_What is needed:_
Your task is to transcribe all of the data below exactly, omitting the images.

[Extracted records]

● ● ●

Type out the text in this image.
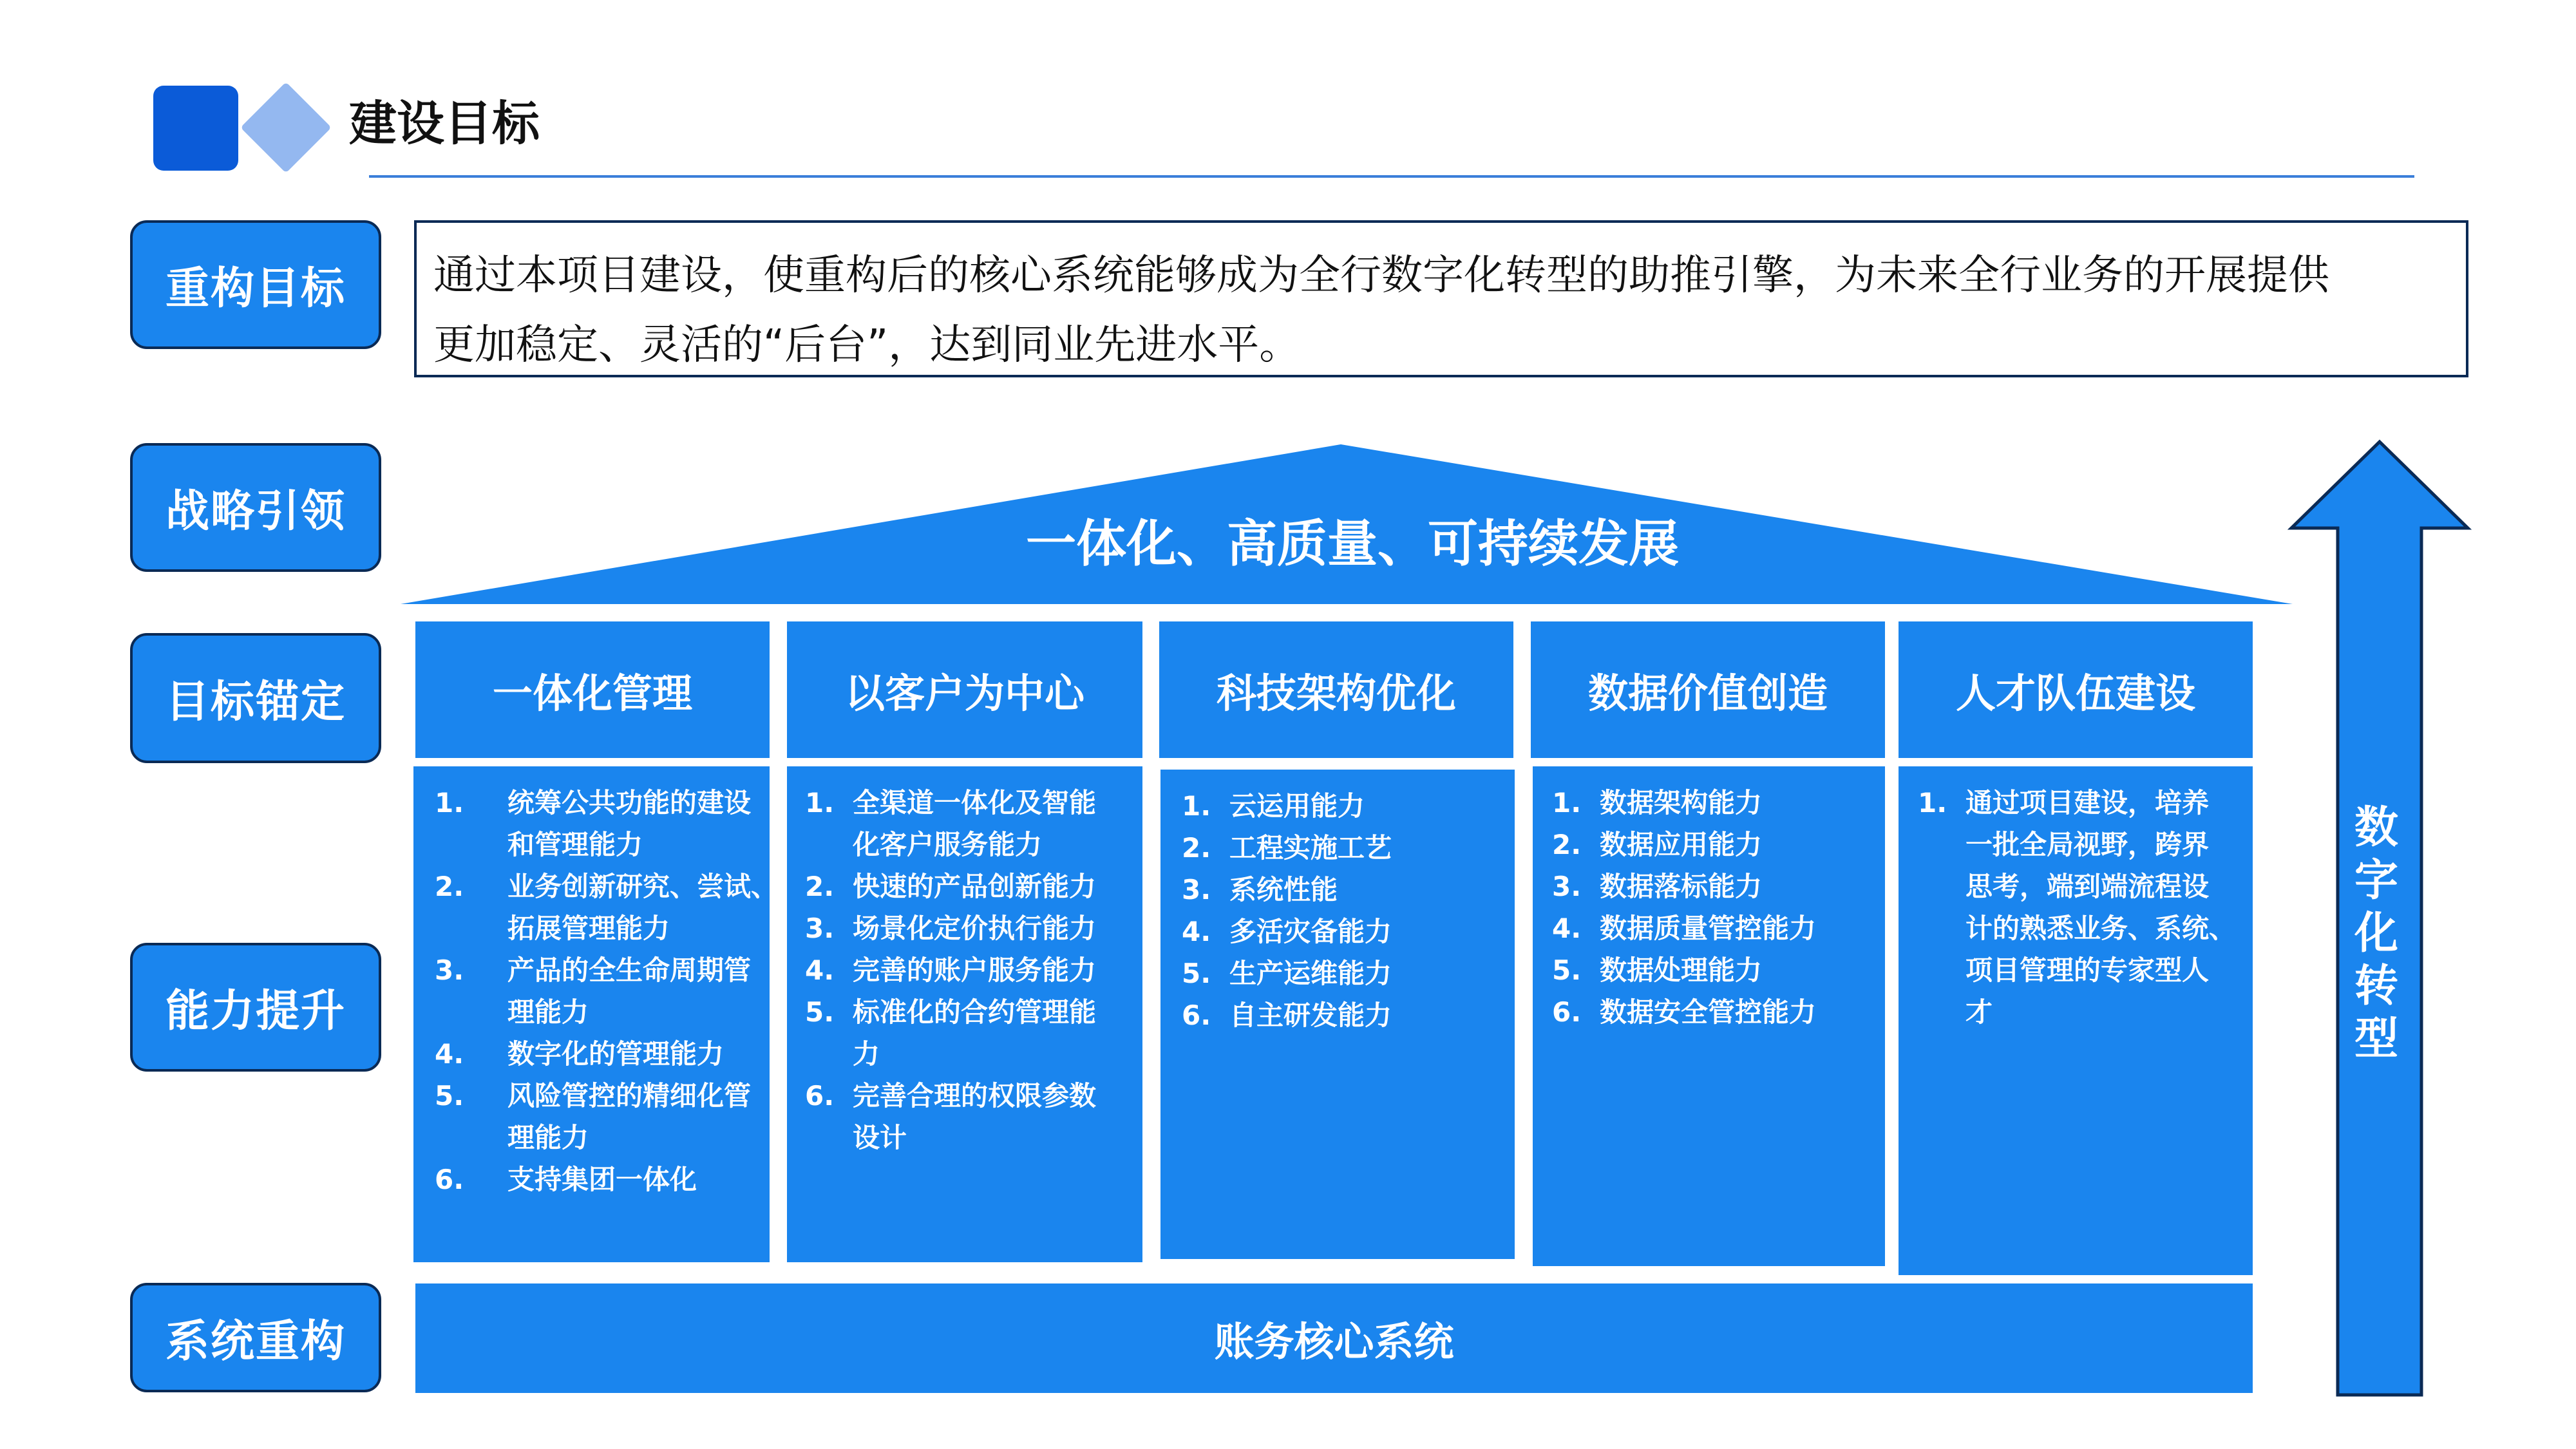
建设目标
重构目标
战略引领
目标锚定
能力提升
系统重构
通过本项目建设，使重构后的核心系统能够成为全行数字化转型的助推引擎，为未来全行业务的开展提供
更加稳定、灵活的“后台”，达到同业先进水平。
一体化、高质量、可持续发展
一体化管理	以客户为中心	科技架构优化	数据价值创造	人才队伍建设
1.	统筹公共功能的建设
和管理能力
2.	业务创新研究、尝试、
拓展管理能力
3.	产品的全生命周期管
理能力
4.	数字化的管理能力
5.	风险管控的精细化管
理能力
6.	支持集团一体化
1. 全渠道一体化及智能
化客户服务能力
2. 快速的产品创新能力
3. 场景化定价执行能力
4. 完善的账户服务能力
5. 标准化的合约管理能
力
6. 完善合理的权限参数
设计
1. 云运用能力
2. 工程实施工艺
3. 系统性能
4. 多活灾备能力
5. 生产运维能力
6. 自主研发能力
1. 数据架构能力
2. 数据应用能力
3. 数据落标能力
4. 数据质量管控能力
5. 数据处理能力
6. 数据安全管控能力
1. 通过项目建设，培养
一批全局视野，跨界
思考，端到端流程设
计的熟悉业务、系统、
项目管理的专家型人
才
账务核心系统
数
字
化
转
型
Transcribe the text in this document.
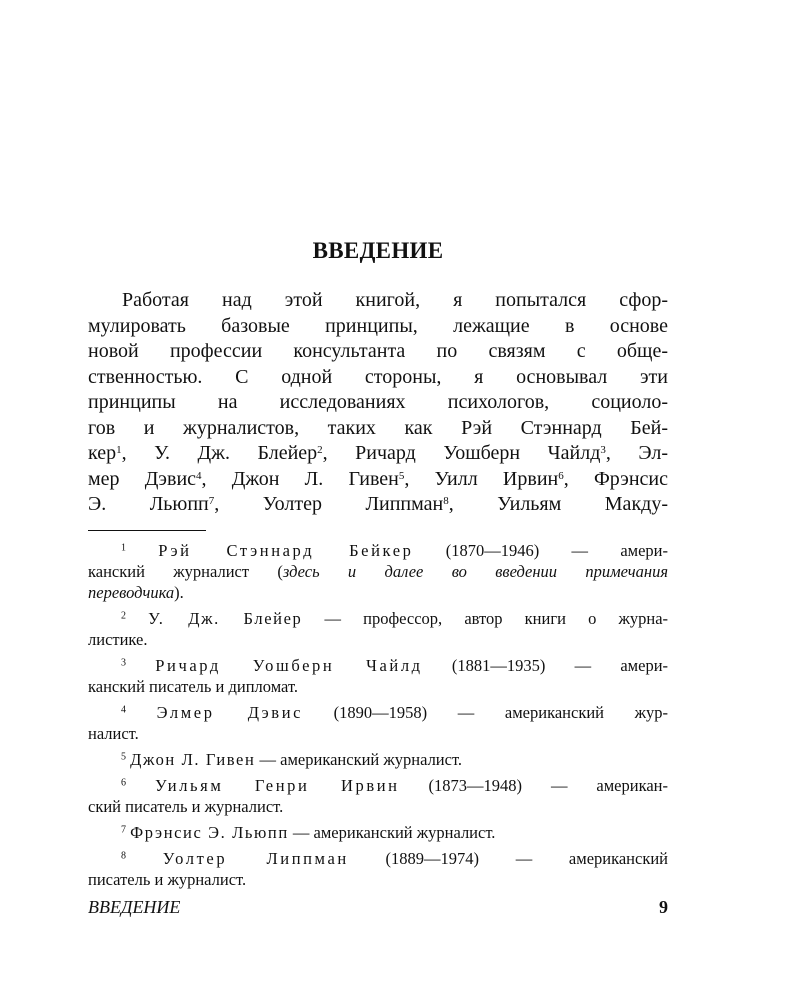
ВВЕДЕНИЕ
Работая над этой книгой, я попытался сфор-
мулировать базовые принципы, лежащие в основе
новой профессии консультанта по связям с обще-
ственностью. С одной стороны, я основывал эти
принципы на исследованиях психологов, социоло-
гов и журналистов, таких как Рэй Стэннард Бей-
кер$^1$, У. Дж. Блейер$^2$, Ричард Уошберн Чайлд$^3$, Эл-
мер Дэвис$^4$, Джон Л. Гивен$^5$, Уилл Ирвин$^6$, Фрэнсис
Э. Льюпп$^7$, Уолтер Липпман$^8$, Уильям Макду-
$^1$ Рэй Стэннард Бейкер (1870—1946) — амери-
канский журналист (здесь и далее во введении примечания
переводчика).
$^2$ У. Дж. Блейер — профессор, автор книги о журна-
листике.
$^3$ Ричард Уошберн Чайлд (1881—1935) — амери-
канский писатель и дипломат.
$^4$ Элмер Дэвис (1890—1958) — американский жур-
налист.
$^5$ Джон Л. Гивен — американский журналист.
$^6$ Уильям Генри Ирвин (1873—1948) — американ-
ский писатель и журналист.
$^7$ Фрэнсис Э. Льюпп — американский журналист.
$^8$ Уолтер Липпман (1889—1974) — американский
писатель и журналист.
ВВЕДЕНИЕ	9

● ● ●

_Response to this task:_
Type out the text in this image.
建设目标
重构目标
战略引领
目标锚定
能力提升
系统重构
通过本项目建设，使重构后的核心系统能够成为全行数字化转型的助推引擎，为未来全行业务的开展提供
更加稳定、灵活的“后台”，达到同业先进水平。
一体化、高质量、可持续发展
一体化管理	以客户为中心	科技架构优化	数据价值创造	人才队伍建设
1.	统筹公共功能的建设
和管理能力
2.	业务创新研究、尝试、
拓展管理能力
3.	产品的全生命周期管
理能力
4.	数字化的管理能力
5.	风险管控的精细化管
理能力
6.	支持集团一体化
1. 全渠道一体化及智能
化客户服务能力
2. 快速的产品创新能力
3. 场景化定价执行能力
4. 完善的账户服务能力
5. 标准化的合约管理能
力
6. 完善合理的权限参数
设计
1. 云运用能力
2. 工程实施工艺
3. 系统性能
4. 多活灾备能力
5. 生产运维能力
6. 自主研发能力
1. 数据架构能力
2. 数据应用能力
3. 数据落标能力
4. 数据质量管控能力
5. 数据处理能力
6. 数据安全管控能力
1. 通过项目建设，培养
一批全局视野，跨界
思考，端到端流程设
计的熟悉业务、系统、
项目管理的专家型人
才
账务核心系统
数
字
化
转
型
Transcribe the text in this document.
ВВЕДЕНИЕ
Работая над этой книгой, я попытался сфор-
мулировать базовые принципы, лежащие в основе
новой профессии консультанта по связям с обще-
ственностью. С одной стороны, я основывал эти
принципы на исследованиях психологов, социоло-
гов и журналистов, таких как Рэй Стэннард Бей-
кер$^1$, У. Дж. Блейер$^2$, Ричард Уошберн Чайлд$^3$, Эл-
мер Дэвис$^4$, Джон Л. Гивен$^5$, Уилл Ирвин$^6$, Фрэнсис
Э. Льюпп$^7$, Уолтер Липпман$^8$, Уильям Макду-
$^1$ Рэй Стэннард Бейкер (1870—1946) — амери-
канский журналист (здесь и далее во введении примечания
переводчика).
$^2$ У. Дж. Блейер — профессор, автор книги о журна-
листике.
$^3$ Ричард Уошберн Чайлд (1881—1935) — амери-
канский писатель и дипломат.
$^4$ Элмер Дэвис (1890—1958) — американский жур-
налист.
$^5$ Джон Л. Гивен — американский журналист.
$^6$ Уильям Генри Ирвин (1873—1948) — американ-
ский писатель и журналист.
$^7$ Фрэнсис Э. Льюпп — американский журналист.
$^8$ Уолтер Липпман (1889—1974) — американский
писатель и журналист.
ВВЕДЕНИЕ	9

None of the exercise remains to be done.